WRITTEN PROBLEM: Return all lines in the material below that contain "different".

INPUT ROWS:
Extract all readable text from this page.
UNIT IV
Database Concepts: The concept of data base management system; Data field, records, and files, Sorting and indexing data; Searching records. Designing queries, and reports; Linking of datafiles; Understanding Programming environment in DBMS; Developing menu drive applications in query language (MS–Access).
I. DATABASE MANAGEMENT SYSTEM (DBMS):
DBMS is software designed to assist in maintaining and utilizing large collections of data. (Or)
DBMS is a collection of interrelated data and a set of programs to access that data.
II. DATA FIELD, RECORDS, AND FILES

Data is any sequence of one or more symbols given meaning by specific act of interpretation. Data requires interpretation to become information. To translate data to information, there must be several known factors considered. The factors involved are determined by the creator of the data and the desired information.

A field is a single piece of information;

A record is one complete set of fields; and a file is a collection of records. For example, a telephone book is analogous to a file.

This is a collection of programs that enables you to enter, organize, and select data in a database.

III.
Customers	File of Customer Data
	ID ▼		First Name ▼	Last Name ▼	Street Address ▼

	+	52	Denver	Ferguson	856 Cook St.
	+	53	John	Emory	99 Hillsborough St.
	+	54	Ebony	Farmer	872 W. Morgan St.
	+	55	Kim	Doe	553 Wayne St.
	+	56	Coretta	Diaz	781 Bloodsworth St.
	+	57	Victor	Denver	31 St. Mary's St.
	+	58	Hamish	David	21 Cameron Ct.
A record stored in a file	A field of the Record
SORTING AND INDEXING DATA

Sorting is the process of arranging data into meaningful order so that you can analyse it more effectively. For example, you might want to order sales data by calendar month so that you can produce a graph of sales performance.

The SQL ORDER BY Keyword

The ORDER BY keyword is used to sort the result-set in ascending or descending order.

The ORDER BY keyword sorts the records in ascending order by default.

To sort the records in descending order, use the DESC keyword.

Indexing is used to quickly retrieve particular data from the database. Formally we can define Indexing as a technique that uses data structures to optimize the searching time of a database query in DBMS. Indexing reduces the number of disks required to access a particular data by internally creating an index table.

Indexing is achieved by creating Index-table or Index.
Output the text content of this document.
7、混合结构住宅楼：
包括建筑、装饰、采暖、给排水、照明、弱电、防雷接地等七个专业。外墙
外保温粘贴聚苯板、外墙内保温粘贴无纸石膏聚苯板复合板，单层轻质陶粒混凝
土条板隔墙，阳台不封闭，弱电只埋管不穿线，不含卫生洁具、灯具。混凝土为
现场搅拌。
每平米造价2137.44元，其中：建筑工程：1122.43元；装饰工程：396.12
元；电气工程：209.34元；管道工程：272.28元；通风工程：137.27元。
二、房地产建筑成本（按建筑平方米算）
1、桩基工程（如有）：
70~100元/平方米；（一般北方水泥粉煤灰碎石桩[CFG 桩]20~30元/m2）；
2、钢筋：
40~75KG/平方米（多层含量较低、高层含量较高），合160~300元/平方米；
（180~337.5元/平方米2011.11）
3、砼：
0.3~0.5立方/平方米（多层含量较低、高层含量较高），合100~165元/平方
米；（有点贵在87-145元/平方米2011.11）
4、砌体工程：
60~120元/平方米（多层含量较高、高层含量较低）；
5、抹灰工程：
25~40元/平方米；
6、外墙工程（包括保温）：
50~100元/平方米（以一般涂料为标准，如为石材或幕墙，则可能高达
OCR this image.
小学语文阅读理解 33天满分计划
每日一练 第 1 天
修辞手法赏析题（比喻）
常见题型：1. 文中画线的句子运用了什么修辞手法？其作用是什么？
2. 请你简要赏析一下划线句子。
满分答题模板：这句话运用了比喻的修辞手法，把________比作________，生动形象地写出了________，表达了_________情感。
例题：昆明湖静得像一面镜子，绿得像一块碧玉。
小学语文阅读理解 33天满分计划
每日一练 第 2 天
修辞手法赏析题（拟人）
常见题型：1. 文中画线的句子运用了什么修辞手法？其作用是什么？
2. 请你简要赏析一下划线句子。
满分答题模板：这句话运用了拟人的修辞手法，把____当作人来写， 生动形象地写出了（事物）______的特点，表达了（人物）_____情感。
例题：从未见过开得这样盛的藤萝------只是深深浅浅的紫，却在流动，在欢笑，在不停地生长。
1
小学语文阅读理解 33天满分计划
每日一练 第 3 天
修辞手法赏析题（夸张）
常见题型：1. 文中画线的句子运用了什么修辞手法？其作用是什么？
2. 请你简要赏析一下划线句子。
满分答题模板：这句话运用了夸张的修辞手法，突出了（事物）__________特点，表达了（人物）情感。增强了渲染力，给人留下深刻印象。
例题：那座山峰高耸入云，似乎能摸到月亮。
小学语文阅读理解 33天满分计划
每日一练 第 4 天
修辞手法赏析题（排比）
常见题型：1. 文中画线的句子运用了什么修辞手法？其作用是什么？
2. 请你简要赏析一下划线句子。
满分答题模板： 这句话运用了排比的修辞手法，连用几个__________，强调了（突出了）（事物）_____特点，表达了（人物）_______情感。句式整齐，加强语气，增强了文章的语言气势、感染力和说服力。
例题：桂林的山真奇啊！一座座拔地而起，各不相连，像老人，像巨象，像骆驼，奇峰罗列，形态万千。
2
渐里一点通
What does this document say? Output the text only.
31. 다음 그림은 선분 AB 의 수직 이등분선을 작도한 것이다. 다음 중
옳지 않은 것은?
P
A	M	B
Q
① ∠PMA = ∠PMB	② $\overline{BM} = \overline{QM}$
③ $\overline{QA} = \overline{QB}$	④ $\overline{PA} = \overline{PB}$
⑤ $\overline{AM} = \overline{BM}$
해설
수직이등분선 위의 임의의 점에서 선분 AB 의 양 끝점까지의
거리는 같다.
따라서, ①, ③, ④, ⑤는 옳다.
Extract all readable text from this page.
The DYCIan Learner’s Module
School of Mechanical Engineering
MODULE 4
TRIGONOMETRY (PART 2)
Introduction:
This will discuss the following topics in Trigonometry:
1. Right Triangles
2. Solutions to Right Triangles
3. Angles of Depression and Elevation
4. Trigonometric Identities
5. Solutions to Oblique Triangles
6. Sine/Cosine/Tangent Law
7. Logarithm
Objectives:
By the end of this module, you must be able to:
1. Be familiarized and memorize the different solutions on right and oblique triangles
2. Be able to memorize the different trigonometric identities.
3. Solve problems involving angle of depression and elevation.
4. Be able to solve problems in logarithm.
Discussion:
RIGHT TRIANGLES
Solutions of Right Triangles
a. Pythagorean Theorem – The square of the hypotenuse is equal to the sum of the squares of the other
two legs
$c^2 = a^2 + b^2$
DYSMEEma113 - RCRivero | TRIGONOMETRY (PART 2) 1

FINAL ANSWER:
1. Be familiarized and memorize the different solutions on right and oblique triangles
2. Be able to memorize the different trigonometric identities.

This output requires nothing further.